THE RECORDS:
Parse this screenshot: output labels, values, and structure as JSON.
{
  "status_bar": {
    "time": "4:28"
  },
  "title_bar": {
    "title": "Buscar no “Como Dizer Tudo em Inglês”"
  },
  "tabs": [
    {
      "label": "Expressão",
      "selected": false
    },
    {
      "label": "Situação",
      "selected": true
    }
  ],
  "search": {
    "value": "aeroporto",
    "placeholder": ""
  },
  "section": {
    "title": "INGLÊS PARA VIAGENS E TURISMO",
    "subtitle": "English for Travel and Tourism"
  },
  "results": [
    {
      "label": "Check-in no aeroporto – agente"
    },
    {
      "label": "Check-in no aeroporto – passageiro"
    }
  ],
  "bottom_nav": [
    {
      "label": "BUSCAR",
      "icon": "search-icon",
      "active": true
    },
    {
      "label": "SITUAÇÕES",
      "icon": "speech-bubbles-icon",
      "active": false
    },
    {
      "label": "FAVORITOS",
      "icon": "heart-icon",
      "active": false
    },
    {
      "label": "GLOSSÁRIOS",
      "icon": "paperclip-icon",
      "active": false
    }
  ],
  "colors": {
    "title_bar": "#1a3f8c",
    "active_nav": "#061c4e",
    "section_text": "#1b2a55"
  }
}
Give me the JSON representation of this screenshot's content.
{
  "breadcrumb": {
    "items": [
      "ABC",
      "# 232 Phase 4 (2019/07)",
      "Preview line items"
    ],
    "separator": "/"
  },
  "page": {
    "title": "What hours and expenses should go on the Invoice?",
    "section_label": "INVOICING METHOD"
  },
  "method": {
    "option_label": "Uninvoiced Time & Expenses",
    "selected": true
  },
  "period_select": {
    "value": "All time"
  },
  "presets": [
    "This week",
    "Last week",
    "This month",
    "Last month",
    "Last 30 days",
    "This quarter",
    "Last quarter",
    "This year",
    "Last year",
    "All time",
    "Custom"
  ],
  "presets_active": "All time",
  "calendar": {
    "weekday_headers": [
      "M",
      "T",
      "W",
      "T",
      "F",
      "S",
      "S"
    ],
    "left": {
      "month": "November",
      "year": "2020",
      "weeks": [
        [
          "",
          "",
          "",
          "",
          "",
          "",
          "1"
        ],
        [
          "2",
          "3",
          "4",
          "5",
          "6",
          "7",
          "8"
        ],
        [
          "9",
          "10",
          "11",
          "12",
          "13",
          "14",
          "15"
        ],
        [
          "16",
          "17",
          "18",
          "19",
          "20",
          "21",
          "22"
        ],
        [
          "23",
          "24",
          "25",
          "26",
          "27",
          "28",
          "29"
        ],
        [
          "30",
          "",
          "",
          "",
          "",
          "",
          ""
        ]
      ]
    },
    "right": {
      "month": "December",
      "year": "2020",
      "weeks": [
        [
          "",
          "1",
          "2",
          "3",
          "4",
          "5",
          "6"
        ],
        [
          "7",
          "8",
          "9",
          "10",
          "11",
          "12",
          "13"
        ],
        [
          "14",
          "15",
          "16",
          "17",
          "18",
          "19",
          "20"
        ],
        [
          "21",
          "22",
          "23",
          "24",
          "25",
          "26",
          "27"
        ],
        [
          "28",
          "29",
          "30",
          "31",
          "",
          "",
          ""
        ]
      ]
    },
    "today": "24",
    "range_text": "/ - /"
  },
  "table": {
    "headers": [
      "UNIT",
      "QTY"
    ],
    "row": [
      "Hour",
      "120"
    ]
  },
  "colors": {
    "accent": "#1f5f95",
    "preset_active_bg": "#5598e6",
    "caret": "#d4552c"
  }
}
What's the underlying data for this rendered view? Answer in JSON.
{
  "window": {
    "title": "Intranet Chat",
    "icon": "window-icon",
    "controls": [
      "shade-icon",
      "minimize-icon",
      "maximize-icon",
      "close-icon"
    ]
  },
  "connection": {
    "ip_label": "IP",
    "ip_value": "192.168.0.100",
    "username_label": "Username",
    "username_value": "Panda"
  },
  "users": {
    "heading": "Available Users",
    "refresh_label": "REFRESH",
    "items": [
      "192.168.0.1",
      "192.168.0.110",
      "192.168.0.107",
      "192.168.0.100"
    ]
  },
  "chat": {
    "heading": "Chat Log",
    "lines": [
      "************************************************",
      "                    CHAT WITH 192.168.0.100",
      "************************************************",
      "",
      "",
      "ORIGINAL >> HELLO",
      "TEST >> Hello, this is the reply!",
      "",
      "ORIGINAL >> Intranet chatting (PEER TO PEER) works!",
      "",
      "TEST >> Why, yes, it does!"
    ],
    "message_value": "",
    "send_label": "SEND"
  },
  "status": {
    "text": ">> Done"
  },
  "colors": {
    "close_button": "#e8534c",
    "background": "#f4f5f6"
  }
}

WHAT YOU NEED TO DO:
Look through the entries and find each line that has the string "heading". Copy those lines.

TASK RESPONSE:
    "heading": "Available Users",
    "heading": "Chat Log",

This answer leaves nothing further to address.